_DATA RECORDS_.
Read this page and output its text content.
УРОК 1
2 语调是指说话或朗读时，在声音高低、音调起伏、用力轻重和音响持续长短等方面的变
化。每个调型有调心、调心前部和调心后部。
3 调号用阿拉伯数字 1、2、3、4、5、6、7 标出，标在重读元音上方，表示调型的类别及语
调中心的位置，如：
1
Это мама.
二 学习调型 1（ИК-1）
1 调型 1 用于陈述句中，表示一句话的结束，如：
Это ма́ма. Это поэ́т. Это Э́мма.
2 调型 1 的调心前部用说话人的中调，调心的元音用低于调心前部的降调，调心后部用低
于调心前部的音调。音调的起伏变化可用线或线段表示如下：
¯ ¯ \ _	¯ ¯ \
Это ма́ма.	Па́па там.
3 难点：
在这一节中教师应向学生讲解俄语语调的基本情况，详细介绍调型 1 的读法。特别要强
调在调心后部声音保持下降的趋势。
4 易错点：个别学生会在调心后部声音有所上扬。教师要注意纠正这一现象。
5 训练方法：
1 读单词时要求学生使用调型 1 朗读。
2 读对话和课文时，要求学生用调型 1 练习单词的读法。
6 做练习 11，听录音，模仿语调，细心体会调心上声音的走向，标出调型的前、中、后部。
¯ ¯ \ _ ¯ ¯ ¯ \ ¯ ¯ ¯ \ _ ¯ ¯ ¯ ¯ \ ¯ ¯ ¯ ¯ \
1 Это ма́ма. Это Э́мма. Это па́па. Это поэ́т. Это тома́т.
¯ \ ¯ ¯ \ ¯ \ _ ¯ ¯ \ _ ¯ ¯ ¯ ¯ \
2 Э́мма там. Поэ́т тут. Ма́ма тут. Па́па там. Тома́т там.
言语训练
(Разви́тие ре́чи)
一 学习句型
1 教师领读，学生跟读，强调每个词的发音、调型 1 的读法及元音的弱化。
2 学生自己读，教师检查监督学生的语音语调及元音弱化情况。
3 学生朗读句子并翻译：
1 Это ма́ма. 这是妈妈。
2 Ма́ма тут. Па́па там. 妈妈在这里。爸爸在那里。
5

_YOUR INSTRUCTIONS_. Write each line above out exactly.

_EXERCISE OUTPUT_.
Read this page and output its text content.
УРОК 1
2 语调是指说话或朗读时，在声音高低、音调起伏、用力轻重和音响持续长短等方面的变
化。每个调型有调心、调心前部和调心后部。
3 调号用阿拉伯数字 1、2、3、4、5、6、7 标出，标在重读元音上方，表示调型的类别及语
调中心的位置，如：
1
Это мама.
二 学习调型 1（ИК-1）
1 调型 1 用于陈述句中，表示一句话的结束，如：
Это ма́ма. Это поэ́т. Это Э́мма.
2 调型 1 的调心前部用说话人的中调，调心的元音用低于调心前部的降调，调心后部用低
于调心前部的音调。音调的起伏变化可用线或线段表示如下：
¯ ¯ \ _	¯ ¯ \
Это ма́ма.	Па́па там.
3 难点：
在这一节中教师应向学生讲解俄语语调的基本情况，详细介绍调型 1 的读法。特别要强
调在调心后部声音保持下降的趋势。
4 易错点：个别学生会在调心后部声音有所上扬。教师要注意纠正这一现象。
5 训练方法：
1 读单词时要求学生使用调型 1 朗读。
2 读对话和课文时，要求学生用调型 1 练习单词的读法。
6 做练习 11，听录音，模仿语调，细心体会调心上声音的走向，标出调型的前、中、后部。
¯ ¯ \ _ ¯ ¯ ¯ \ ¯ ¯ ¯ \ _ ¯ ¯ ¯ ¯ \ ¯ ¯ ¯ ¯ \
1 Это ма́ма. Это Э́мма. Это па́па. Это поэ́т. Это тома́т.
¯ \ ¯ ¯ \ ¯ \ _ ¯ ¯ \ _ ¯ ¯ ¯ ¯ \
2 Э́мма там. Поэ́т тут. Ма́ма тут. Па́па там. Тома́т там.
言语训练
(Разви́тие ре́чи)
一 学习句型
1 教师领读，学生跟读，强调每个词的发音、调型 1 的读法及元音的弱化。
2 学生自己读，教师检查监督学生的语音语调及元音弱化情况。
3 学生朗读句子并翻译：
1 Это ма́ма. 这是妈妈。
2 Ма́ма тут. Па́па там. 妈妈在这里。爸爸在那里。
5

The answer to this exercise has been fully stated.